» REQUIRED TASK
In the court judgment below, write out the passage from "3. Defendant filed" to "alleged in the plaint.", replacing "plaintiff" with "claimant" throughout.
Begin TEXT PROVIDED
Judgment:
1. The plaintiff in O. S. No. 276 of 1985 on the file of the Sub-Court, Palghat is the appellant.
2. The defendant availed of a loan from the State Bank of India, Agricultural Development branch at Palghat for agricultural purposes. On his failure to repay the amount, the bank filed a suit against him as O.S. No. 15 of 1981 before the Sub-Court, Palghat for realisation of the amount. That suit was decreed. Pursuant to the decree revenue recovery proceedings were initiated against the defendant. Notice was issued to him. The defendant applied for payment of the amount in instalments and accordingly, he was allowed to discharge his liability under the decree in 12 instalments at the rate of Rs. 6,000/-. Even after the said order, defendant failed to comply with the order which resulted in the revival of revenue recovery proceedings against the defendant. Again on the request of the defendant, he was permitted to remit the amount due for six instalments as a condition for deferring revenue recovery proceedings. While so, the defendant approached the plaintiff herein and requested him to remit the amount for six instalments and the plaintiff agreed to make the payments due for the six instalments on the distinct agreement that the defendant would repay the amount to the plaintiff soon after the payment of the sixth instalment with reasonable interest on demand. On the basis of the agreement the plaintiff paid to the concerned Village Officer an amount of Rs. 18,000.50 on 30-7-1982 and Rs. 6,000/- each on 20-10-1982, 20-11-1982 and 20-12-1982. Thus altogether, the plaintiff paid Rs. 36,000.50 for and on behalf of the defendant and obtained receipts from the Village Officer, Muthalamada produced as Exts. A1 to A3. Receipt for Rs. 6,000/- paid on 20-10-1982 was, however, lost and was thus not produced. On payment of the entire amount of Rs. 36,000.50, the plaintiff demanded repayment with 12% interest per annum. The defendant failed to repay the amount which led to the filing of the suit.
3. Defendant filed a written statement denying all the material allegations in the plaint. The defendant specifically denied the agreement set up in the plaint regarding repayment of the amount. Further, the defendant raised the contention that the suit is barred by limitation. It was also contended that the payments alleged to have been made by the plaintiff was made by utilising the funds supplied by him and that the plaintiff was not having sufficient funds to make the payments alleged in the plaint.
4. On a consideration of the pleadings and evidence in the case, the trial Court came to the conclusion that the defendant had no money with him during the relevant period to discharge the decree debt. The Court also found that the plaintiff had sufficient funds at his command to remit the amount of Rs. 36,000.50 towards the instalment payments agreed to be remitted by him. It was found by the Court that the amount remitted by the plaintiff was for and on behalf of the defendant and that too on the basis of the agreement pleaded in the plaint regarding repayability of the amount by the defendant. After entering the above findings, the learned Judge found that except the payment of Rs. 6,000/- effected on 20-12-1982, the rest of the payments are beyond three years from the date of the suit, and as such the suit in regard to such payments is barred by limitation and a decree was granted only for the recovery of an amount of Rs. 6,000/- with 12% interest per annum. Aggrieved by the dismissal of the suit in part, the plaintiff has preferred this appeal.
End TEXT PROVIDED
Begin STORED DATA
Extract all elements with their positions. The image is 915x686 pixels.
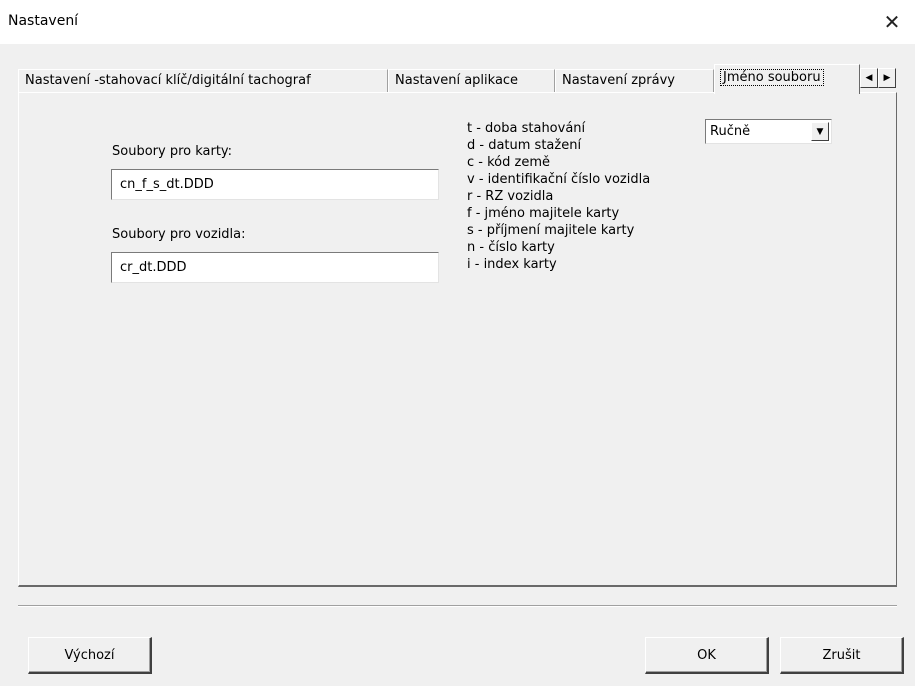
End STORED DATA
» COMPLETE OUTPUT
3. Defendant filed a written statement denying all the material allegations in the plaint. The defendant specifically denied the agreement set up in the plaint regarding repayment of the amount. Further, the defendant raised the contention that the suit is barred by limitation. It was also contended that the payments alleged to have been made by the claimant was made by utilising the funds supplied by him and that the claimant was not having sufficient funds to make the payments alleged in the plaint.